— begin Dataset entries —
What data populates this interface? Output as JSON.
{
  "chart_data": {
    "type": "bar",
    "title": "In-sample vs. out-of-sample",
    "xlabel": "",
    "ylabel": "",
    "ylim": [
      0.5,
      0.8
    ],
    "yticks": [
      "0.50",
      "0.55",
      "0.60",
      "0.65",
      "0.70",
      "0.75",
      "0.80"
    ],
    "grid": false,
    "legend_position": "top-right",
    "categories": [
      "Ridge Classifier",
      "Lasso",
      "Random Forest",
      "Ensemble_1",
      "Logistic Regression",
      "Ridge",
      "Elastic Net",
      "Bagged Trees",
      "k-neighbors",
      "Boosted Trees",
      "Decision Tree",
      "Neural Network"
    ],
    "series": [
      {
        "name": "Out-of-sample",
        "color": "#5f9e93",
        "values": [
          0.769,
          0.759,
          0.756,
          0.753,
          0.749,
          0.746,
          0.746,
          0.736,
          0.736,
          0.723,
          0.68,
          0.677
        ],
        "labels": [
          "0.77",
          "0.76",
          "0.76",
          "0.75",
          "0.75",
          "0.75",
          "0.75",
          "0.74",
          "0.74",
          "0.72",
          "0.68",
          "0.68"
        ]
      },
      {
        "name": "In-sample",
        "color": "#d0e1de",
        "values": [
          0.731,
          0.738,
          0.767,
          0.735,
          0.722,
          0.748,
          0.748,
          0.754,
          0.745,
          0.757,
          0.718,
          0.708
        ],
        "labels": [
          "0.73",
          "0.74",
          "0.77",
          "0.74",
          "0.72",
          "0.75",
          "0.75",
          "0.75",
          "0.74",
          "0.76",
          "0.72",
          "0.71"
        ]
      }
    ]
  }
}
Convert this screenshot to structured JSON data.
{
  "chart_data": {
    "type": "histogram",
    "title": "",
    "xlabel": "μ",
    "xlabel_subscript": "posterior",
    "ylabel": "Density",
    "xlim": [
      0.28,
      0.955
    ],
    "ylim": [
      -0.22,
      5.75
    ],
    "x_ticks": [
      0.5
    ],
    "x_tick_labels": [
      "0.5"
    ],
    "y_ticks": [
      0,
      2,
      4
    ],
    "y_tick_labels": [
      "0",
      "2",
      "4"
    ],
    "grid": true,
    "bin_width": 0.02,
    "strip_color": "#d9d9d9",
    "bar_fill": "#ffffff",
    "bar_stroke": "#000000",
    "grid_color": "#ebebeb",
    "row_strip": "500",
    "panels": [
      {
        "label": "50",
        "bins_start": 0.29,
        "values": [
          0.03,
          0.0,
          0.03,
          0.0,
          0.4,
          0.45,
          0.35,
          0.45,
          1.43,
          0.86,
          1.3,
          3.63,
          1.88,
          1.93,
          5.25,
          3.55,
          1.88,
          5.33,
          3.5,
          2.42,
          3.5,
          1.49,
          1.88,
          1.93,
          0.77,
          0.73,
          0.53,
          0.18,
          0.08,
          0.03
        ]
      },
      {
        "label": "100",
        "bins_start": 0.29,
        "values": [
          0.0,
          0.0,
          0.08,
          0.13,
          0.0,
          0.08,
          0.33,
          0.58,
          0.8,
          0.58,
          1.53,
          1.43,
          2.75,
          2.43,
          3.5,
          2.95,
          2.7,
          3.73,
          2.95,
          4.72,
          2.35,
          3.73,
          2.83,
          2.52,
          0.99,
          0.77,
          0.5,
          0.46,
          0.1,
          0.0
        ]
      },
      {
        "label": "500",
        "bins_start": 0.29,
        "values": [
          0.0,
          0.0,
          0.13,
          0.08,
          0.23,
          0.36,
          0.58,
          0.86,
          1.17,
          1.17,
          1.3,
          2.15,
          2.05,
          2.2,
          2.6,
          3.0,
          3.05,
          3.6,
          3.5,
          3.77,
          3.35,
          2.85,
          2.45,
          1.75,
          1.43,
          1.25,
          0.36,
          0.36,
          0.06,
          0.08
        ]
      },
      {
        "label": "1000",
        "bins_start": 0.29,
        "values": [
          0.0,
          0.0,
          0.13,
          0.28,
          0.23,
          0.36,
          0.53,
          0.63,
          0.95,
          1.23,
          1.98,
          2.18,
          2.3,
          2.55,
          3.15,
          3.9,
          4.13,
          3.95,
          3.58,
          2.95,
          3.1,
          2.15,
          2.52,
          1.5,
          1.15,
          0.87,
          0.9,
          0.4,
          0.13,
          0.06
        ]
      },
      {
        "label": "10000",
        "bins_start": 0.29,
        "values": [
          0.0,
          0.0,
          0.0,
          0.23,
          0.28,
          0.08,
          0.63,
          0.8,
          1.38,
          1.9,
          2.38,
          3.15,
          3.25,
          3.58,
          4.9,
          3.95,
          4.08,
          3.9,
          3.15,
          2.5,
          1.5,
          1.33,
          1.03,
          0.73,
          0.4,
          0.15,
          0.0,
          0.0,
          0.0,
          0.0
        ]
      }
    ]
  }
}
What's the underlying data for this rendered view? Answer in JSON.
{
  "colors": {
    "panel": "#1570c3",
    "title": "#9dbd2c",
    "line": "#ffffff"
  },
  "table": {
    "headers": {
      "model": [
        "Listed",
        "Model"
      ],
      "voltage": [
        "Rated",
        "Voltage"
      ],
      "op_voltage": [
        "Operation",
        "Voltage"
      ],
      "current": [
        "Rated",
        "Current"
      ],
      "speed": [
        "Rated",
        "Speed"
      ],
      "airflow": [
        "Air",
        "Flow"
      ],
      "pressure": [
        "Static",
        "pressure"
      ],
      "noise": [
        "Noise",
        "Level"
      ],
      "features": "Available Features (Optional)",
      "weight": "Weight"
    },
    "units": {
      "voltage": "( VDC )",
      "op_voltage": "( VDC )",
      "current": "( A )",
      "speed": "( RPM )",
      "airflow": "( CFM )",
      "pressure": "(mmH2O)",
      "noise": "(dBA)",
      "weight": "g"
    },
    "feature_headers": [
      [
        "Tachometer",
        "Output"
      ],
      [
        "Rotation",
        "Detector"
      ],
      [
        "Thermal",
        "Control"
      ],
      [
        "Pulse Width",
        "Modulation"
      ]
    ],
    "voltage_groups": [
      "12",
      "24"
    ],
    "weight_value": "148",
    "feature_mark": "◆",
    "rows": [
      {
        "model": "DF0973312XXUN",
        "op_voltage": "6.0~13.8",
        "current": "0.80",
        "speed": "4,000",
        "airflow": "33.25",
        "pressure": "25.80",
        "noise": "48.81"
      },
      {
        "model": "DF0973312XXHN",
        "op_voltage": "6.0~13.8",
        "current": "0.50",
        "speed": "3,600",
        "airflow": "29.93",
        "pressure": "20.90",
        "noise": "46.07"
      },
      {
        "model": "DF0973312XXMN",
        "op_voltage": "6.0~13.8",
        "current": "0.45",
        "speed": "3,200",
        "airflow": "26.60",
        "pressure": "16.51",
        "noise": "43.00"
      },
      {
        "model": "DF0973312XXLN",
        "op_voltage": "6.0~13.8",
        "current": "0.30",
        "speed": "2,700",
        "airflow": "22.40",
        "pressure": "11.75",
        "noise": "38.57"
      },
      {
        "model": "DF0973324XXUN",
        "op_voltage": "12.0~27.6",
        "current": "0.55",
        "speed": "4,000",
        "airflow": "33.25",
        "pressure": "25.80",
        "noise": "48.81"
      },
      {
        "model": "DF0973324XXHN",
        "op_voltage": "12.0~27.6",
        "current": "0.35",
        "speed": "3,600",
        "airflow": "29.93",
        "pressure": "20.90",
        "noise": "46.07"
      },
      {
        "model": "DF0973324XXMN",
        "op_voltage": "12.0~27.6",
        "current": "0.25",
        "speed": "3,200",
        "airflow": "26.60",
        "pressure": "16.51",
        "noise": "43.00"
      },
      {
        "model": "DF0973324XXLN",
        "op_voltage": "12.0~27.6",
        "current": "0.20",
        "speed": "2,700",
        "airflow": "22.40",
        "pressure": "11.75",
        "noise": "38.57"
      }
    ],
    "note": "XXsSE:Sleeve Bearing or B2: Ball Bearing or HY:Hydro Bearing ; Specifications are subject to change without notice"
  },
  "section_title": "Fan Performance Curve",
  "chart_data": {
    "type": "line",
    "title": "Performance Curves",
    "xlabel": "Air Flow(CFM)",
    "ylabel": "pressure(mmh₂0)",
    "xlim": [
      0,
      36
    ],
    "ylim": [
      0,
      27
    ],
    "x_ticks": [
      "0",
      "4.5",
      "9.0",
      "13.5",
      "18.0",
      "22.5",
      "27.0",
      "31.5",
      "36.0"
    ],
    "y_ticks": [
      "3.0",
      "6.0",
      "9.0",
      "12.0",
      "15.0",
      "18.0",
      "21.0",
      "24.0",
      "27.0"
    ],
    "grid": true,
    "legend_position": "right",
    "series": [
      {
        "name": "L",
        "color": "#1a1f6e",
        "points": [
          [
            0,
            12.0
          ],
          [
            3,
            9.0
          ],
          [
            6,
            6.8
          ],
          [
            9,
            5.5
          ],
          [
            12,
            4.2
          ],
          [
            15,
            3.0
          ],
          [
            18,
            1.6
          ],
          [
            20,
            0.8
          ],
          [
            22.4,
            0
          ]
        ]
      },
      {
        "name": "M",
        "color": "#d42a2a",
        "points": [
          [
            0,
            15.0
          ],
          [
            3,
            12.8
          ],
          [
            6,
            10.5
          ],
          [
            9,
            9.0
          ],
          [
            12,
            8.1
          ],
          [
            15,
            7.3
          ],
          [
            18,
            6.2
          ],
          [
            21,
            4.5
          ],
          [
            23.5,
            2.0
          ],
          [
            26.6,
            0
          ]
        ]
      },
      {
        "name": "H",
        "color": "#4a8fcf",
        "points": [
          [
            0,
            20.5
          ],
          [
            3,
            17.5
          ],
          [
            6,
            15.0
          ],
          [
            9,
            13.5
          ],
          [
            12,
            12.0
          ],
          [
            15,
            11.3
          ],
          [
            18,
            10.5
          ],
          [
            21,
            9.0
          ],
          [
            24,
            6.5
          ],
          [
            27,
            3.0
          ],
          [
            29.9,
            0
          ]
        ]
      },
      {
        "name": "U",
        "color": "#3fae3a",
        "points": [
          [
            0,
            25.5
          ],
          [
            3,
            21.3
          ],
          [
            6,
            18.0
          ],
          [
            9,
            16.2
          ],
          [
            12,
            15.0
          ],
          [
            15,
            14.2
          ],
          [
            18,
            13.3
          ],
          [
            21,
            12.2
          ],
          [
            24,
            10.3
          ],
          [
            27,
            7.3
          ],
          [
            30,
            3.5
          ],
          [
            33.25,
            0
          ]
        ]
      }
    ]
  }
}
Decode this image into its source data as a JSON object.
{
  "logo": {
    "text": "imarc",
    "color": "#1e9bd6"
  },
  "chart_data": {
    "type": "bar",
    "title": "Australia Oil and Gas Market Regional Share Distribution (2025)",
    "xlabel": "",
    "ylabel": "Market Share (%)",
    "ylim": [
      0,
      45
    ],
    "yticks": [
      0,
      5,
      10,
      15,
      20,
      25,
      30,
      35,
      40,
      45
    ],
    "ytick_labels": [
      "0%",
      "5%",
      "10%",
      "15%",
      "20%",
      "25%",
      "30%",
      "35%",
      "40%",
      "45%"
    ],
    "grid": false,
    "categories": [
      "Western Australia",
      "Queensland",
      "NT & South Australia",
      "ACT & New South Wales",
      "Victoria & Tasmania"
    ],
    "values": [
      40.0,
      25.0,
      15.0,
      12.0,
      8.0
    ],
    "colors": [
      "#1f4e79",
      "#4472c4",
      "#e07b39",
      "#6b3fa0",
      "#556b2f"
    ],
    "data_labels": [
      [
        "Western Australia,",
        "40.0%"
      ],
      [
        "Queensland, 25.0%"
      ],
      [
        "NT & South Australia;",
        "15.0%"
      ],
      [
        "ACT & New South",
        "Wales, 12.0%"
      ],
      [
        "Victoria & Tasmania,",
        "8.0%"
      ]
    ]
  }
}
— end Dataset entries —
Your instructions »
Look through the lines above and collect those with the word "Western".

Worked solution »
      "Western Australia",
        "Western Australia,",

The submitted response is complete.